▶ STATED EXERCISE:
Give the number of lines that include the word "table", and nothing else.

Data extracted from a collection
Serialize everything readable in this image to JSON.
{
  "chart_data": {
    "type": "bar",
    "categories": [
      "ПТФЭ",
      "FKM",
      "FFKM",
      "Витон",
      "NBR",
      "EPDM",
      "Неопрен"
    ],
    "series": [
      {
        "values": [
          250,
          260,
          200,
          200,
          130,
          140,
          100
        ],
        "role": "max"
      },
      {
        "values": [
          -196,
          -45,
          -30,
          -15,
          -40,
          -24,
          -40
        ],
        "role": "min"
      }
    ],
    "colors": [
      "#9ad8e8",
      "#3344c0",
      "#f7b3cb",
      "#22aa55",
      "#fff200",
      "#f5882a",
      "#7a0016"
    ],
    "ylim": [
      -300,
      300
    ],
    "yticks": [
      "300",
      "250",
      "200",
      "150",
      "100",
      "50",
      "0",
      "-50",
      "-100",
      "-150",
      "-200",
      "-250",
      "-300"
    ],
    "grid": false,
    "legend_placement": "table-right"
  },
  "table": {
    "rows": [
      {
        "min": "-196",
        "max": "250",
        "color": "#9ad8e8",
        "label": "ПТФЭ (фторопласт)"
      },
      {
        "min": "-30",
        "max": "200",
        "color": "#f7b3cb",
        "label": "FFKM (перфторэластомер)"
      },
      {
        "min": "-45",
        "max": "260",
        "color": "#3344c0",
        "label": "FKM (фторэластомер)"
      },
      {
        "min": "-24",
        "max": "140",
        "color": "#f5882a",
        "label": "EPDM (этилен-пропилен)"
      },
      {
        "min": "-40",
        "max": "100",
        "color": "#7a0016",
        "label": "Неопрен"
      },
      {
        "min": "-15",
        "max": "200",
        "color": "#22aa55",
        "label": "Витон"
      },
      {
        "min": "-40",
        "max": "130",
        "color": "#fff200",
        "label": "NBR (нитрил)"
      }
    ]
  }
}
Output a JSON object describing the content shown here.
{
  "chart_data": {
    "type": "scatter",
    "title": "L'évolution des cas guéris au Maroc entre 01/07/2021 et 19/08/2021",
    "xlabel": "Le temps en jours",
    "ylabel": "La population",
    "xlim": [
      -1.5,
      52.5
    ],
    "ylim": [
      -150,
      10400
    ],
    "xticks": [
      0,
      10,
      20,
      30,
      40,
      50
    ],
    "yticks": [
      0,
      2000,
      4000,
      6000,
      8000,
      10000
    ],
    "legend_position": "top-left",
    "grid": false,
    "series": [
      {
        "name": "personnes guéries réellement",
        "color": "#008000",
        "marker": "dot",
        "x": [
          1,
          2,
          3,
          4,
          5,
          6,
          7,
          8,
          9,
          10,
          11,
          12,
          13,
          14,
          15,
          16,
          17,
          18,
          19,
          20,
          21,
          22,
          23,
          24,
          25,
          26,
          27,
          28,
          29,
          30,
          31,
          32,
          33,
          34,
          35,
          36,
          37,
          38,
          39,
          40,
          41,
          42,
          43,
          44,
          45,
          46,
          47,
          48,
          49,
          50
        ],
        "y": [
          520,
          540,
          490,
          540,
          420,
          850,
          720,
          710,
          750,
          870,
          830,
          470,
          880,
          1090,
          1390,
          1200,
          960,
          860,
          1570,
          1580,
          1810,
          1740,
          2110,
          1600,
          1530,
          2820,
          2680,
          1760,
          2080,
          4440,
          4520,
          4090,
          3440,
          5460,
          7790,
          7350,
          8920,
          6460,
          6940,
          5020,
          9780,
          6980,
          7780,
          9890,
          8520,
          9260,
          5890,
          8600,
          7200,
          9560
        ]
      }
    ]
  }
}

▶ FINISHED EXERCISE:
2